Short task.
Identify, in the records below, every line where the string "crying" appears, and copy each such line.

Extracted records.
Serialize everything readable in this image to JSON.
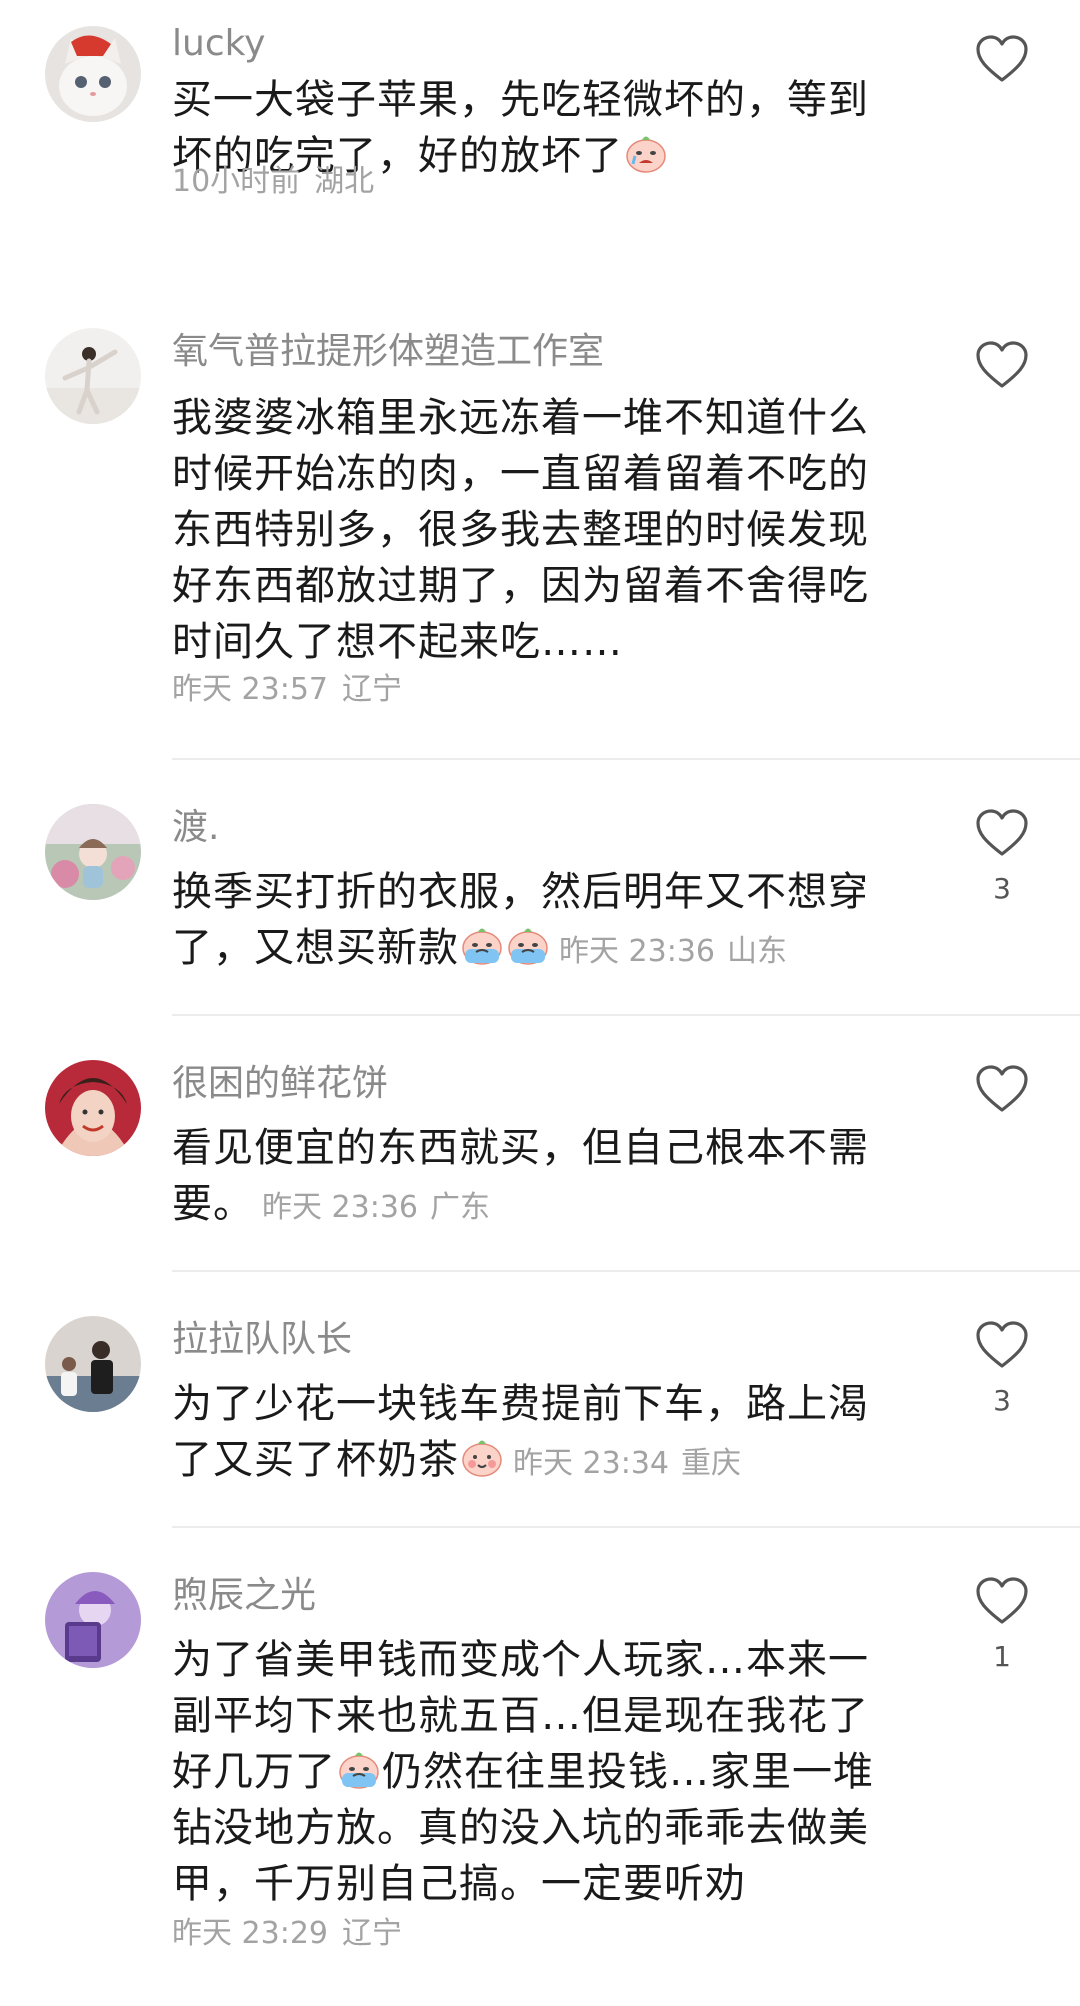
{
  "comments": [
    {
      "username": "lucky",
      "text": "买一大袋子苹果，先吃轻微坏的，等到坏的吃完了，好的放坏了",
      "emojis": [
        "crying-face-emoji"
      ],
      "time": "10小时前",
      "location": "湖北",
      "likes": ""
    },
    {
      "username": "氧气普拉提形体塑造工作室",
      "text": "我婆婆冰箱里永远冻着一堆不知道什么时候开始冻的肉，一直留着留着不吃的东西特别多，很多我去整理的时候发现好东西都放过期了，因为留着不舍得吃时间久了想不起来吃……",
      "emojis": [],
      "time": "昨天 23:57",
      "location": "辽宁",
      "likes": ""
    },
    {
      "username": "渡.",
      "text": "换季买打折的衣服，然后明年又不想穿了，又想买新款",
      "emojis": [
        "crying-blue-face-emoji",
        "crying-blue-face-emoji"
      ],
      "time": "昨天 23:36",
      "location": "山东",
      "likes": "3"
    },
    {
      "username": "很困的鲜花饼",
      "text": "看见便宜的东西就买，但自己根本不需要。",
      "emojis": [],
      "time": "昨天 23:36",
      "location": "广东",
      "likes": ""
    },
    {
      "username": "拉拉队队长",
      "text": "为了少花一块钱车费提前下车，路上渴了又买了杯奶茶",
      "emojis": [
        "shy-face-emoji"
      ],
      "time": "昨天 23:34",
      "location": "重庆",
      "likes": "3"
    },
    {
      "username": "煦辰之光",
      "text_parts": [
        "为了省美甲钱而变成个人玩家…本来一副平均下来也就五百…但是现在我花了好几万了",
        "仍然在往里投钱…家里一堆钻没地方放。真的没入坑的乖乖去做美甲，千万别自己搞。一定要听劝"
      ],
      "emojis": [
        "crying-blue-face-emoji"
      ],
      "time": "昨天 23:29",
      "location": "辽宁",
      "likes": "1"
    }
  ]
}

Result below.
        "crying-face-emoji"
        "crying-blue-face-emoji",
        "crying-blue-face-emoji"
        "crying-blue-face-emoji"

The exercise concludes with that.